# [WRITTEN INSTRUCTION]
In the records below, find each line containing the word "from" and copy it.
#### DATA ROWS ####
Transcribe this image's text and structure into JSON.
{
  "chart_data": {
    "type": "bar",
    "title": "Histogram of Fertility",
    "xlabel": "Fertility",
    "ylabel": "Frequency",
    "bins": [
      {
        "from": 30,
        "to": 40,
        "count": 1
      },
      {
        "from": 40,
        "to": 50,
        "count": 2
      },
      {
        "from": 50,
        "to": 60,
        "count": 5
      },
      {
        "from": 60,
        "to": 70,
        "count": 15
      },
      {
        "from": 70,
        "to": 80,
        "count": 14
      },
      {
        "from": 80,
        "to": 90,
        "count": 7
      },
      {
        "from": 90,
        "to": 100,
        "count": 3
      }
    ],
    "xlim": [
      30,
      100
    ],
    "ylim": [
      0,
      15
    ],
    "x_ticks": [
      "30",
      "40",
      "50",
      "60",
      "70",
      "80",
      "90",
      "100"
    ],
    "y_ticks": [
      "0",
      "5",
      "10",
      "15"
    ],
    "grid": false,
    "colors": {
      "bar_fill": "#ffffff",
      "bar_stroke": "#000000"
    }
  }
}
####
#### DATA ROWS ####
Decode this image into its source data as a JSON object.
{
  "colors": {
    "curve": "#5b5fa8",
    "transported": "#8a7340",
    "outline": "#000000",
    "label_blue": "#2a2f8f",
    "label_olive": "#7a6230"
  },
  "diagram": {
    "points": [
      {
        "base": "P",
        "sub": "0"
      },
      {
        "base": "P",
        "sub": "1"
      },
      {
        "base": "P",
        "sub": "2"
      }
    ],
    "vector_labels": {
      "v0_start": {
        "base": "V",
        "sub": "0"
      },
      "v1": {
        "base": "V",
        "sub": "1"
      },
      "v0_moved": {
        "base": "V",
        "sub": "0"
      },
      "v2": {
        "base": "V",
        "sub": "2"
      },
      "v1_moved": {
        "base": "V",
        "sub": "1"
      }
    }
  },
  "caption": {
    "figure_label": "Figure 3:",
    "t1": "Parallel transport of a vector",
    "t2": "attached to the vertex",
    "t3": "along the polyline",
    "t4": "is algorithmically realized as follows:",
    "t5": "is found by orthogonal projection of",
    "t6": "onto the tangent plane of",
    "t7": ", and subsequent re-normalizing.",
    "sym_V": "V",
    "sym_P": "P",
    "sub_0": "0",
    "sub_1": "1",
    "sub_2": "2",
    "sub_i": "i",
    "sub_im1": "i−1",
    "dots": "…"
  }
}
####
# [FULL ANSWER]
        "from": 30,
        "from": 40,
        "from": 50,
        "from": 60,
        "from": 70,
        "from": 80,
        "from": 90,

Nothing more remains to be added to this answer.